● **Material shown**:

(begin)

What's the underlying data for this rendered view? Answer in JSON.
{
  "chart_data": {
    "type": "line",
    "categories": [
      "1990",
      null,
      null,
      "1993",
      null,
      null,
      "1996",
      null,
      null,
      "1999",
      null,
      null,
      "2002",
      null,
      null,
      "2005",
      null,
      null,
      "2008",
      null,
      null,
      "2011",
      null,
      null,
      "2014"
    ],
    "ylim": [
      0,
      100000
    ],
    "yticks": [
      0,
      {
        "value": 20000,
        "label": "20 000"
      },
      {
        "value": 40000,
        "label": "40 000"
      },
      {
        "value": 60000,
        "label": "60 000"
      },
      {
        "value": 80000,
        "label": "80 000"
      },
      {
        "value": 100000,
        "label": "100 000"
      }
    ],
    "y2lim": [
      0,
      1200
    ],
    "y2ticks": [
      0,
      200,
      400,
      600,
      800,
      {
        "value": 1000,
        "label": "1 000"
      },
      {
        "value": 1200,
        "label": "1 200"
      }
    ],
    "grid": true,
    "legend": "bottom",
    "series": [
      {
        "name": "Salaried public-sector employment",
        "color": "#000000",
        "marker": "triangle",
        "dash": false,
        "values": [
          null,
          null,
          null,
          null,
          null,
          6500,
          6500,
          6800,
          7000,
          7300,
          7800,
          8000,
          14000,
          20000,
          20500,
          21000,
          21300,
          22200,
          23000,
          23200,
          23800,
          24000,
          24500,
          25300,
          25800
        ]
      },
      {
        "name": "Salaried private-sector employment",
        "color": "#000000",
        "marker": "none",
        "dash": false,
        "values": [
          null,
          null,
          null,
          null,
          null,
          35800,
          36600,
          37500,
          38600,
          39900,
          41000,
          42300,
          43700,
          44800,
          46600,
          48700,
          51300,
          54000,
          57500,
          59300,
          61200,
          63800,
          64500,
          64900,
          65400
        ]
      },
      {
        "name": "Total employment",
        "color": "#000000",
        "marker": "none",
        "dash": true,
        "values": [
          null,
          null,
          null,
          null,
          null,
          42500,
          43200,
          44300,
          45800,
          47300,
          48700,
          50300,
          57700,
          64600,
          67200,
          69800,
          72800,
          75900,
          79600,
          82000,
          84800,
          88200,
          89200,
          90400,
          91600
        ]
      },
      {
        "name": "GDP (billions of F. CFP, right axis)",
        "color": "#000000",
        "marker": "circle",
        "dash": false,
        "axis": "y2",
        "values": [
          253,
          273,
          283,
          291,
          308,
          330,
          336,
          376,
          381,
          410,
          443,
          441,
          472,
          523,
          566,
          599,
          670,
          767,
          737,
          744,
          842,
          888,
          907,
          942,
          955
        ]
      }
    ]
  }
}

(end)
(begin)

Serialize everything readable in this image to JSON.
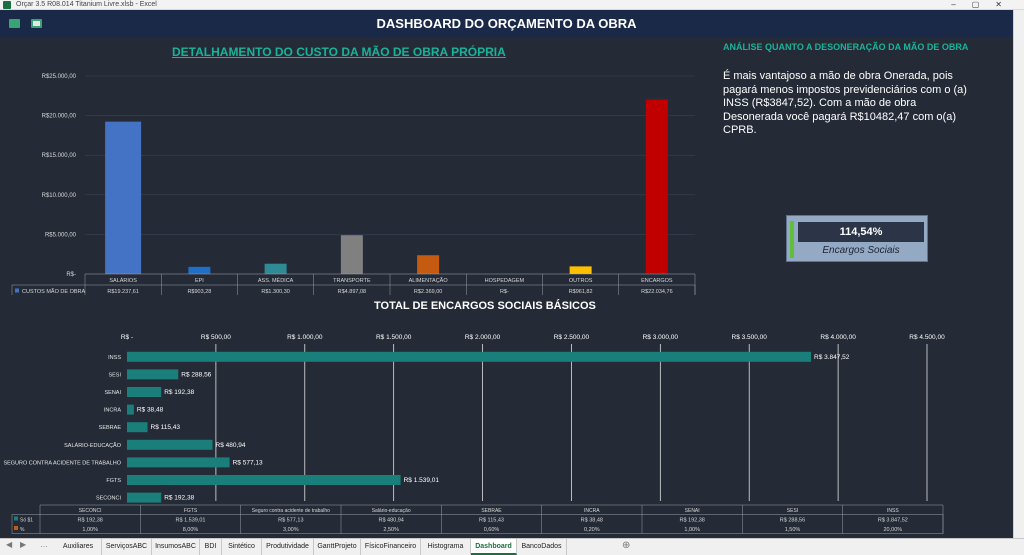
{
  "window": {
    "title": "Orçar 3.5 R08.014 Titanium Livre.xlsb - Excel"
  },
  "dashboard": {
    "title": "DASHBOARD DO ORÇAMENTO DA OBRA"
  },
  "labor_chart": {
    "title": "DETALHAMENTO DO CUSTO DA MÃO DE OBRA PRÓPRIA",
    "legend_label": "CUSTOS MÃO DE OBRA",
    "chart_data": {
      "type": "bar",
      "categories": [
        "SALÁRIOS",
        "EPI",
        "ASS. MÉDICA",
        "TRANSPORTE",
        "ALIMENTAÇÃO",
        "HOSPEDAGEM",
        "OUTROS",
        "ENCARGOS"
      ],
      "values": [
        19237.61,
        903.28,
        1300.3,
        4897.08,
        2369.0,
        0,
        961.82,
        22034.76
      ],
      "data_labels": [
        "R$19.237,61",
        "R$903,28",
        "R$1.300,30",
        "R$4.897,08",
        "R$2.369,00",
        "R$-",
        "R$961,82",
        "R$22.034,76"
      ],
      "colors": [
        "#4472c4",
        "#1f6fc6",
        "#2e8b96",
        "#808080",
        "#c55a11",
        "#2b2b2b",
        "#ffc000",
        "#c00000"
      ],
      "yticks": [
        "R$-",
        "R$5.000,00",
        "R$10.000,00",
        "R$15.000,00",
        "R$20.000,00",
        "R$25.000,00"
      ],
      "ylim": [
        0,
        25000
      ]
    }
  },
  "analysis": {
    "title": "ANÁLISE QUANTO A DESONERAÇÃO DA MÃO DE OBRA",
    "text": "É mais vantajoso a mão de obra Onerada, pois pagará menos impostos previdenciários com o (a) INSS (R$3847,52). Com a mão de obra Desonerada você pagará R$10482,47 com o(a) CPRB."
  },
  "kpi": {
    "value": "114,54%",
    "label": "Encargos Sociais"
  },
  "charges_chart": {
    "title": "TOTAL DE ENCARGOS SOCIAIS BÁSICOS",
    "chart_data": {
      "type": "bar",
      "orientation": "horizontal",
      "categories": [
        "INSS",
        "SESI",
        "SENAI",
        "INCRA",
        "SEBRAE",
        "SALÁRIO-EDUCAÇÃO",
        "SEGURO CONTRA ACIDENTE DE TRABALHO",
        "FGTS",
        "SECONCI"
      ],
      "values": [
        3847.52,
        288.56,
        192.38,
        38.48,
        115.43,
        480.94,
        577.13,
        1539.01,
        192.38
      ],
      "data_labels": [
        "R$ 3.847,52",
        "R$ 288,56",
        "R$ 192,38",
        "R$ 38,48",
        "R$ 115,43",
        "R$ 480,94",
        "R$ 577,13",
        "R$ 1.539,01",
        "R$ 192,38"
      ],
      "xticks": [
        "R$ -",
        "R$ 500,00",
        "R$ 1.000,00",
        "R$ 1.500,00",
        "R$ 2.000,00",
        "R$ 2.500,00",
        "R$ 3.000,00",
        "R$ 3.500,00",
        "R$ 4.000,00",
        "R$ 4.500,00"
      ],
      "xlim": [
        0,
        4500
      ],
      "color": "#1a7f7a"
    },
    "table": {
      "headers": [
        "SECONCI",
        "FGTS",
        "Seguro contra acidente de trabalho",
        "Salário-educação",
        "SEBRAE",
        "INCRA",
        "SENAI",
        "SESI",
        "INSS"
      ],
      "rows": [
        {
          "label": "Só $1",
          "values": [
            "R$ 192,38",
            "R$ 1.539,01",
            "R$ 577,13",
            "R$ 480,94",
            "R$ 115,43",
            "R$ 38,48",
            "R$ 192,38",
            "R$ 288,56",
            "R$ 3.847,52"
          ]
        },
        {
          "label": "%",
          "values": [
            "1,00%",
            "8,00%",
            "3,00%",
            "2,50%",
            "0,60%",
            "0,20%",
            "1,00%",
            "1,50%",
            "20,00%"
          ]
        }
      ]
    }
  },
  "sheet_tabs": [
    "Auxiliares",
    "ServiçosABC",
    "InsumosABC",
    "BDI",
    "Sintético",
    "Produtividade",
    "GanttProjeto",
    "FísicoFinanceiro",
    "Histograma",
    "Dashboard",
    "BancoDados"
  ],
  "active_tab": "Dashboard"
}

(end)
(begin)

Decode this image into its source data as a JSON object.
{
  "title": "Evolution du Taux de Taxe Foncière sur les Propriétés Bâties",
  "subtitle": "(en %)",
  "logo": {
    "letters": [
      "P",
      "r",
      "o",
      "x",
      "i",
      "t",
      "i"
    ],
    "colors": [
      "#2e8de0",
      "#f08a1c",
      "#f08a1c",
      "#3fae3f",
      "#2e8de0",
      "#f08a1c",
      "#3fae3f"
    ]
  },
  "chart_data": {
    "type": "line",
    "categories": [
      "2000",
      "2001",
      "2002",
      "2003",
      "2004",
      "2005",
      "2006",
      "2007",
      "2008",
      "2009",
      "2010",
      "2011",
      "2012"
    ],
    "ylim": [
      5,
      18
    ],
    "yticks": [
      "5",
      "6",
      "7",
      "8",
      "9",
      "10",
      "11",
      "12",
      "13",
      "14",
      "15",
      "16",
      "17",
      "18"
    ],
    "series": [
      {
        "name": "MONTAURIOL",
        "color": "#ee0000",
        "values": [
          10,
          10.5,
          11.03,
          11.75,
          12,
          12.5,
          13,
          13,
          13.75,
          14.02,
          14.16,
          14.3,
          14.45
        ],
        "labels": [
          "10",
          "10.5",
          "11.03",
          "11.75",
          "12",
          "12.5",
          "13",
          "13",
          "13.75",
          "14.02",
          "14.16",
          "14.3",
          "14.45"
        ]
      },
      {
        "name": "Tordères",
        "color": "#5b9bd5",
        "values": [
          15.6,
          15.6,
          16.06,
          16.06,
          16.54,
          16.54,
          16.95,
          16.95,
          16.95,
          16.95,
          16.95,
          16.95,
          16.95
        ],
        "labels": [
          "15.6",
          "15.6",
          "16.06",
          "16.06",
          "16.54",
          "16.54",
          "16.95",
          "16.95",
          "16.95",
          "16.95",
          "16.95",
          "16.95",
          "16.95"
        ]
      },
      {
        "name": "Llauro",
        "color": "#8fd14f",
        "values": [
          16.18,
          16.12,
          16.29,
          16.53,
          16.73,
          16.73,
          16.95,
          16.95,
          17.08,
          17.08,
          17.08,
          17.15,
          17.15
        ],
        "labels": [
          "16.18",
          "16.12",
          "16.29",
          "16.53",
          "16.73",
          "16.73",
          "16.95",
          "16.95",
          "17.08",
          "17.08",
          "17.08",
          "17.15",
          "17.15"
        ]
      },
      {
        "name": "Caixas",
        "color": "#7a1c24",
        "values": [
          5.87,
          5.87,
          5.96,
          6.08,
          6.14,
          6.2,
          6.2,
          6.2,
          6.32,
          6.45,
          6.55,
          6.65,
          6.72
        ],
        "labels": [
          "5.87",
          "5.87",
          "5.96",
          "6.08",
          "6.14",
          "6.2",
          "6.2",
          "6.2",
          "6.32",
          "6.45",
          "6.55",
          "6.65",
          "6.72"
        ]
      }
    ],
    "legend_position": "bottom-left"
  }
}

(end)

● **Objective**: Copy out each line in the preceding records that contains "Salaried".

● **Right answer**:
        "name": "Salaried public-sector employment",
        "name": "Salaried private-sector employment",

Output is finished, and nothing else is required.